◆ WHAT YOU HAVE TO DO: Only the lines holding the string "dashed" are needed. Copy each one.

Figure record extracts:
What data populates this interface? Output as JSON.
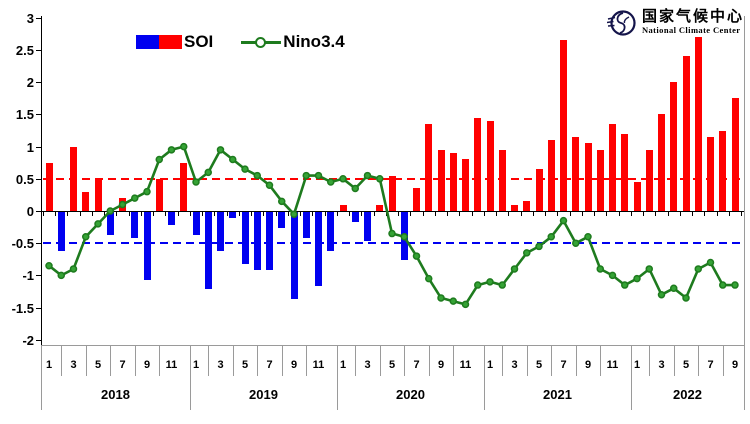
{
  "legend": {
    "soi": "SOI",
    "nino": "Nino3.4"
  },
  "logo": {
    "zh": "国家气候中心",
    "en": "National Climate Center"
  },
  "colors": {
    "bar_positive": "#ff0000",
    "bar_negative": "#0000f0",
    "line": "#1e7b1e",
    "marker_fill": "#35a335",
    "threshold_upper": "#ff0000",
    "threshold_lower": "#0000f0",
    "axis": "#000000",
    "frame": "#9a9a9a"
  },
  "chart_data": {
    "type": "bar+line combo",
    "title": "",
    "xlabel": "",
    "ylabel": "",
    "ylim": [
      -2,
      3
    ],
    "y_tick_step": 0.5,
    "y_tick_labels": [
      "3",
      "2.5",
      "2",
      "1.5",
      "1",
      "0.5",
      "0",
      "-0.5",
      "-1",
      "-1.5",
      "-2"
    ],
    "grid": false,
    "legend_position": "top-left-inside",
    "thresholds": {
      "upper": 0.5,
      "lower": -0.5,
      "upper_style": "red dashed",
      "lower_style": "blue dashed"
    },
    "x_structure": {
      "years": [
        "2018",
        "2019",
        "2020",
        "2021",
        "2022"
      ],
      "months_per_year": [
        12,
        12,
        12,
        12,
        9
      ],
      "month_tick_labels_shown": [
        "1",
        "3",
        "5",
        "7",
        "9",
        "11"
      ],
      "first_month": "2018-01",
      "last_month": "2022-09"
    },
    "series": [
      {
        "name": "SOI",
        "type": "bar",
        "positive_color": "#ff0000",
        "negative_color": "#0000f0",
        "values": [
          0.75,
          -0.6,
          1.0,
          0.3,
          0.5,
          -0.35,
          0.2,
          -0.4,
          -1.05,
          0.5,
          -0.2,
          0.75,
          -0.35,
          -1.2,
          -0.6,
          -0.1,
          -0.8,
          -0.9,
          -0.9,
          -0.25,
          -1.35,
          -0.4,
          -1.15,
          -0.6,
          0.1,
          -0.15,
          -0.45,
          0.1,
          0.55,
          -0.75,
          0.35,
          1.35,
          0.95,
          0.9,
          0.8,
          1.45,
          1.4,
          0.95,
          0.1,
          0.15,
          0.65,
          1.1,
          2.65,
          1.15,
          1.05,
          0.95,
          1.35,
          1.2,
          0.45,
          0.95,
          1.5,
          2.0,
          2.4,
          2.7,
          1.15,
          1.25,
          1.75
        ]
      },
      {
        "name": "Nino3.4",
        "type": "line",
        "color": "#1e7b1e",
        "marker": "circle",
        "values": [
          -0.85,
          -1.0,
          -0.9,
          -0.4,
          -0.2,
          0.0,
          0.1,
          0.2,
          0.3,
          0.8,
          0.95,
          1.0,
          0.45,
          0.6,
          0.95,
          0.8,
          0.65,
          0.55,
          0.4,
          0.15,
          -0.05,
          0.55,
          0.55,
          0.45,
          0.5,
          0.35,
          0.55,
          0.5,
          -0.35,
          -0.4,
          -0.7,
          -1.05,
          -1.35,
          -1.4,
          -1.45,
          -1.15,
          -1.1,
          -1.15,
          -0.9,
          -0.65,
          -0.55,
          -0.4,
          -0.15,
          -0.5,
          -0.4,
          -0.9,
          -1.0,
          -1.15,
          -1.05,
          -0.9,
          -1.3,
          -1.2,
          -1.35,
          -0.9,
          -0.8,
          -1.15,
          -1.15
        ]
      }
    ]
  }
}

◆ COMPLETE OUTPUT:
      "upper_style": "red dashed",
      "lower_style": "blue dashed"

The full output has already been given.